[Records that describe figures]

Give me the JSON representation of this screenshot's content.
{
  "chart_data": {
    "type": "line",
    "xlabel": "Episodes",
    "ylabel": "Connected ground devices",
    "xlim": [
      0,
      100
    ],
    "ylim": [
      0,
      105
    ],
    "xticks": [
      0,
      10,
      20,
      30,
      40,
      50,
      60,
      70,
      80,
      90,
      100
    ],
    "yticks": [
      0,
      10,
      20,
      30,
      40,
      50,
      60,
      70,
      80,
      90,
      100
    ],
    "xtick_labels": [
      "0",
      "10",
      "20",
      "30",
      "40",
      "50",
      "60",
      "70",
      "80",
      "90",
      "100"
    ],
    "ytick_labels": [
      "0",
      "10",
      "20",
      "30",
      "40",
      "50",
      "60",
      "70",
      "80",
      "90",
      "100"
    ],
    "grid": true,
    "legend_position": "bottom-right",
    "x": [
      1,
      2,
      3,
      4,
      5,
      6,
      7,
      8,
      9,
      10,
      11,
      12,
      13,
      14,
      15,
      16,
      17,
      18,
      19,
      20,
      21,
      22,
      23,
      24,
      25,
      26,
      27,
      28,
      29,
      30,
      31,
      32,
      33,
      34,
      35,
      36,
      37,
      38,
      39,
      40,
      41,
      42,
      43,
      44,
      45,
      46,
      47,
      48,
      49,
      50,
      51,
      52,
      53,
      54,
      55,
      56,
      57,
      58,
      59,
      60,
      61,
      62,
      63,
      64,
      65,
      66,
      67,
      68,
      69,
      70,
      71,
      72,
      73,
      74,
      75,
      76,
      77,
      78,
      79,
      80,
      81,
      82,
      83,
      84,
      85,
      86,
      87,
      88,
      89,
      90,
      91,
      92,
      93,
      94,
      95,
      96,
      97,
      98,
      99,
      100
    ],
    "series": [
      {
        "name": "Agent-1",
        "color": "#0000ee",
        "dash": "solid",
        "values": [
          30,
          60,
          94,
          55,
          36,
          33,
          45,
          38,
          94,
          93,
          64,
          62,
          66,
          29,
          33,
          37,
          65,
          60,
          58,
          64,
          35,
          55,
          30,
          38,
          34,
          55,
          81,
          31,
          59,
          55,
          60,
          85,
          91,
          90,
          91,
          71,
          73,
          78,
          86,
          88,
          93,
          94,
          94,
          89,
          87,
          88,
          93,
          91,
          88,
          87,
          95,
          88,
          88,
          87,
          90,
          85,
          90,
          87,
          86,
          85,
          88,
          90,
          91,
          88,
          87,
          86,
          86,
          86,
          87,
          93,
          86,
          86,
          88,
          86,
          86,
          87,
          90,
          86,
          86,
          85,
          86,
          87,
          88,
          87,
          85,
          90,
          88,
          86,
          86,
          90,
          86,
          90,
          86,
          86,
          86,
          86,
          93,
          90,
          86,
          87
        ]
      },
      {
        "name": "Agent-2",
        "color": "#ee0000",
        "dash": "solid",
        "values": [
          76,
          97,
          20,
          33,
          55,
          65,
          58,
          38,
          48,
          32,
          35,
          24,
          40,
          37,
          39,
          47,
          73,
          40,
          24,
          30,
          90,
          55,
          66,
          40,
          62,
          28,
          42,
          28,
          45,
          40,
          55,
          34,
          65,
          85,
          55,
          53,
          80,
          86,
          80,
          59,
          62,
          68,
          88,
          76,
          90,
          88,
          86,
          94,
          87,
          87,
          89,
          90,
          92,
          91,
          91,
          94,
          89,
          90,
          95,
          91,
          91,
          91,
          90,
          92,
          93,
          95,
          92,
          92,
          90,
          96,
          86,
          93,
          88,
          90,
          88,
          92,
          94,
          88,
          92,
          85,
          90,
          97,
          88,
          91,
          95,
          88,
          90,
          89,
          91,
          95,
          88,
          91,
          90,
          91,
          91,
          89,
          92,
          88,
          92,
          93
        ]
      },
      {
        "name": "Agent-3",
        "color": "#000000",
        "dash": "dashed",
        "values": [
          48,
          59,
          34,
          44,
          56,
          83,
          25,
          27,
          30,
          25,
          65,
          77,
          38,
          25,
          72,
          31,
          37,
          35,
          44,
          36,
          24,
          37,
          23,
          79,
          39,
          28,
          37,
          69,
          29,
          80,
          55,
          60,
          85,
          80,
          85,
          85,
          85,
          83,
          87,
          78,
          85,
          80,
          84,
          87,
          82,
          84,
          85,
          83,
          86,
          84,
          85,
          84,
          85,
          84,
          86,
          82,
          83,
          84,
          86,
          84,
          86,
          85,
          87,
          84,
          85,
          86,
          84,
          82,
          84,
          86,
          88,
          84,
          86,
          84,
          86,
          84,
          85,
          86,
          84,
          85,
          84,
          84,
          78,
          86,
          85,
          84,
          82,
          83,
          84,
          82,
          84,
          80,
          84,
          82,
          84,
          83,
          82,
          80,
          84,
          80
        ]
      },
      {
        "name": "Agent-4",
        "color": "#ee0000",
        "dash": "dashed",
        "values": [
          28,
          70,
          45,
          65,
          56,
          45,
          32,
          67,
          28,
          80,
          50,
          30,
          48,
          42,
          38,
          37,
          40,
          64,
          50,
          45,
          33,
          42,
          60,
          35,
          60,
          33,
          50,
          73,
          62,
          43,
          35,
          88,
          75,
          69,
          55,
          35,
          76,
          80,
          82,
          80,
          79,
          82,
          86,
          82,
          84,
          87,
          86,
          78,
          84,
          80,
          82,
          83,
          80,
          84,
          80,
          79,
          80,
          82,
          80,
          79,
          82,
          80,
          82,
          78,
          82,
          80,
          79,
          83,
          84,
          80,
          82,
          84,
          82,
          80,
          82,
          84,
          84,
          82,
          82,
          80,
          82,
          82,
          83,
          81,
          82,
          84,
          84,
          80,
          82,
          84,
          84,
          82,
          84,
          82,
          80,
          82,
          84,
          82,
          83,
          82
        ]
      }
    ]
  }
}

-- Stated exercise --
Collect the lines of the records that include the string "color".

-- Correct response --
        "color": "#0000ee",
        "color": "#ee0000",
        "color": "#000000",
        "color": "#ee0000",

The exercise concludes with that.